### WORK TO BE COMPLETED
Identify each line below containing the string "Microsoft" and copy it.

--- start DATA IN THIS EXERCISE ---

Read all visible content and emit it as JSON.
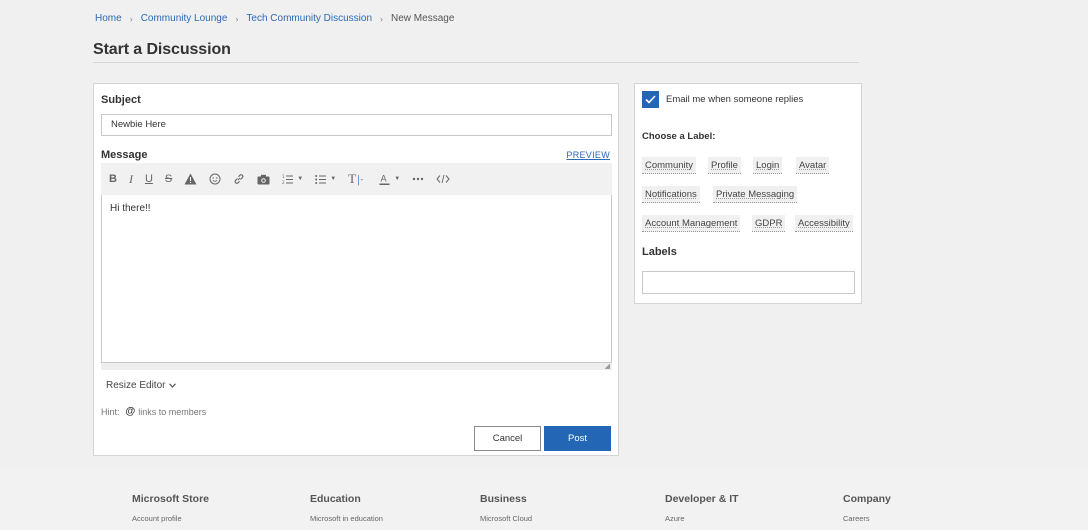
{
  "breadcrumb": {
    "home": "Home",
    "lounge": "Community Lounge",
    "discussion": "Tech Community Discussion",
    "current": "New Message"
  },
  "page_title": "Start a Discussion",
  "compose": {
    "subject_label": "Subject",
    "subject_value": "Newbie Here",
    "message_label": "Message",
    "preview_label": "PREVIEW",
    "toolbar": {
      "bold": "B",
      "italic": "I",
      "underline": "U",
      "strike": "S",
      "font_size": "T"
    },
    "editor_text": "Hi there!!",
    "resize_label": "Resize Editor",
    "hint_prefix": "Hint:",
    "hint_at": "@",
    "hint_text": "links to members",
    "cancel_label": "Cancel",
    "post_label": "Post"
  },
  "sidebar": {
    "email_checked": true,
    "email_label": "Email me when someone replies",
    "choose_label": "Choose a Label:",
    "tags": [
      "Community",
      "Profile",
      "Login",
      "Avatar",
      "Notifications",
      "Private Messaging",
      "Account Management",
      "GDPR",
      "Accessibility"
    ],
    "labels_title": "Labels",
    "labels_value": ""
  },
  "footer": {
    "columns": [
      {
        "heading": "Microsoft Store",
        "link": "Account profile"
      },
      {
        "heading": "Education",
        "link": "Microsoft in education"
      },
      {
        "heading": "Business",
        "link": "Microsoft Cloud"
      },
      {
        "heading": "Developer & IT",
        "link": "Azure"
      },
      {
        "heading": "Company",
        "link": "Careers"
      }
    ]
  },
  "colors": {
    "accent": "#2366b6",
    "link": "#2a6ab7",
    "background": "#f1f0f0"
  }
}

--- end DATA IN THIS EXERCISE ---

### TASK RESULT
        "heading": "Microsoft Store",
        "link": "Microsoft in education"
        "link": "Microsoft Cloud"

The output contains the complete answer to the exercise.